> Items
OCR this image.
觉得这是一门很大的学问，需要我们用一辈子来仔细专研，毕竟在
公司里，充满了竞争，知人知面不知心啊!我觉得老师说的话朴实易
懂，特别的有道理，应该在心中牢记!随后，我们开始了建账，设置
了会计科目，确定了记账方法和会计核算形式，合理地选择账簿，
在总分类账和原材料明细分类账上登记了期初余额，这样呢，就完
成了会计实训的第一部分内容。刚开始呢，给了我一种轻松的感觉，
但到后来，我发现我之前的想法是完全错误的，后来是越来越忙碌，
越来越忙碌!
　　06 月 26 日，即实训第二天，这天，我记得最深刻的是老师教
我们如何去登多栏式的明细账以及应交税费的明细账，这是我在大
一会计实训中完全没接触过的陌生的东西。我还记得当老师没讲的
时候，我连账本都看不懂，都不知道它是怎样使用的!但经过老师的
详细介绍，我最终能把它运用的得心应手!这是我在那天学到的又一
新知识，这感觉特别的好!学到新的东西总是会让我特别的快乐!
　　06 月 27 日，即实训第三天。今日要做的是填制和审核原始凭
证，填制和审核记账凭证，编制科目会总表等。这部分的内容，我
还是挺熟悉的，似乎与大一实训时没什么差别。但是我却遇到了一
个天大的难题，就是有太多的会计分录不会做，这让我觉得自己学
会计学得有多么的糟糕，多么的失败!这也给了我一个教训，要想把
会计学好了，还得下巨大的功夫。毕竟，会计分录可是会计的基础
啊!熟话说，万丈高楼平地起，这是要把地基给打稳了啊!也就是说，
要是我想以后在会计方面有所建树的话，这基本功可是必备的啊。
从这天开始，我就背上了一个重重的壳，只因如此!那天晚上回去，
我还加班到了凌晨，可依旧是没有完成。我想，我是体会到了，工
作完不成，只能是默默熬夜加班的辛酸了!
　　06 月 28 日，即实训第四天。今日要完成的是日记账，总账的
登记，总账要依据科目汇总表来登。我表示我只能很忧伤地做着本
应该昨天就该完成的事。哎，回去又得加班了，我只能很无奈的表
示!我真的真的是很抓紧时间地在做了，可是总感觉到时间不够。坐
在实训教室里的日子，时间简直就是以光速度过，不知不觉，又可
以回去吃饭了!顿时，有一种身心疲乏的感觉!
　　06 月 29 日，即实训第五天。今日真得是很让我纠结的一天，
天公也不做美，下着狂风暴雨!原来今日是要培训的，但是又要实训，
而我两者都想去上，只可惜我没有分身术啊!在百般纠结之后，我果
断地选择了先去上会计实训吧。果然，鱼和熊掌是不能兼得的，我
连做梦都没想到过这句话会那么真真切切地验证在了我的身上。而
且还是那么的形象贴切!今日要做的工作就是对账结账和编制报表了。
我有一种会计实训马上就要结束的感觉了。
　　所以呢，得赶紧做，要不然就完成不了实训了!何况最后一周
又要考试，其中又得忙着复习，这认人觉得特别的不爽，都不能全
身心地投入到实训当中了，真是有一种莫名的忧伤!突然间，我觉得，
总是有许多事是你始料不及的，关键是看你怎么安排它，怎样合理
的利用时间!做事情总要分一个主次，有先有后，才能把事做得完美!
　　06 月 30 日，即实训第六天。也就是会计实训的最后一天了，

> Exercise details
Set down every line of the listing above again, exactly as given.

> Output of the exercise
OCR this image.
觉得这是一门很大的学问，需要我们用一辈子来仔细专研，毕竟在
公司里，充满了竞争，知人知面不知心啊!我觉得老师说的话朴实易
懂，特别的有道理，应该在心中牢记!随后，我们开始了建账，设置
了会计科目，确定了记账方法和会计核算形式，合理地选择账簿，
在总分类账和原材料明细分类账上登记了期初余额，这样呢，就完
成了会计实训的第一部分内容。刚开始呢，给了我一种轻松的感觉，
但到后来，我发现我之前的想法是完全错误的，后来是越来越忙碌，
越来越忙碌!
　　06 月 26 日，即实训第二天，这天，我记得最深刻的是老师教
我们如何去登多栏式的明细账以及应交税费的明细账，这是我在大
一会计实训中完全没接触过的陌生的东西。我还记得当老师没讲的
时候，我连账本都看不懂，都不知道它是怎样使用的!但经过老师的
详细介绍，我最终能把它运用的得心应手!这是我在那天学到的又一
新知识，这感觉特别的好!学到新的东西总是会让我特别的快乐!
　　06 月 27 日，即实训第三天。今日要做的是填制和审核原始凭
证，填制和审核记账凭证，编制科目会总表等。这部分的内容，我
还是挺熟悉的，似乎与大一实训时没什么差别。但是我却遇到了一
个天大的难题，就是有太多的会计分录不会做，这让我觉得自己学
会计学得有多么的糟糕，多么的失败!这也给了我一个教训，要想把
会计学好了，还得下巨大的功夫。毕竟，会计分录可是会计的基础
啊!熟话说，万丈高楼平地起，这是要把地基给打稳了啊!也就是说，
要是我想以后在会计方面有所建树的话，这基本功可是必备的啊。
从这天开始，我就背上了一个重重的壳，只因如此!那天晚上回去，
我还加班到了凌晨，可依旧是没有完成。我想，我是体会到了，工
作完不成，只能是默默熬夜加班的辛酸了!
　　06 月 28 日，即实训第四天。今日要完成的是日记账，总账的
登记，总账要依据科目汇总表来登。我表示我只能很忧伤地做着本
应该昨天就该完成的事。哎，回去又得加班了，我只能很无奈的表
示!我真的真的是很抓紧时间地在做了，可是总感觉到时间不够。坐
在实训教室里的日子，时间简直就是以光速度过，不知不觉，又可
以回去吃饭了!顿时，有一种身心疲乏的感觉!
　　06 月 29 日，即实训第五天。今日真得是很让我纠结的一天，
天公也不做美，下着狂风暴雨!原来今日是要培训的，但是又要实训，
而我两者都想去上，只可惜我没有分身术啊!在百般纠结之后，我果
断地选择了先去上会计实训吧。果然，鱼和熊掌是不能兼得的，我
连做梦都没想到过这句话会那么真真切切地验证在了我的身上。而
且还是那么的形象贴切!今日要做的工作就是对账结账和编制报表了。
我有一种会计实训马上就要结束的感觉了。
　　所以呢，得赶紧做，要不然就完成不了实训了!何况最后一周
又要考试，其中又得忙着复习，这认人觉得特别的不爽，都不能全
身心地投入到实训当中了，真是有一种莫名的忧伤!突然间，我觉得，
总是有许多事是你始料不及的，关键是看你怎么安排它，怎样合理
的利用时间!做事情总要分一个主次，有先有后，才能把事做得完美!
　　06 月 30 日，即实训第六天。也就是会计实训的最后一天了，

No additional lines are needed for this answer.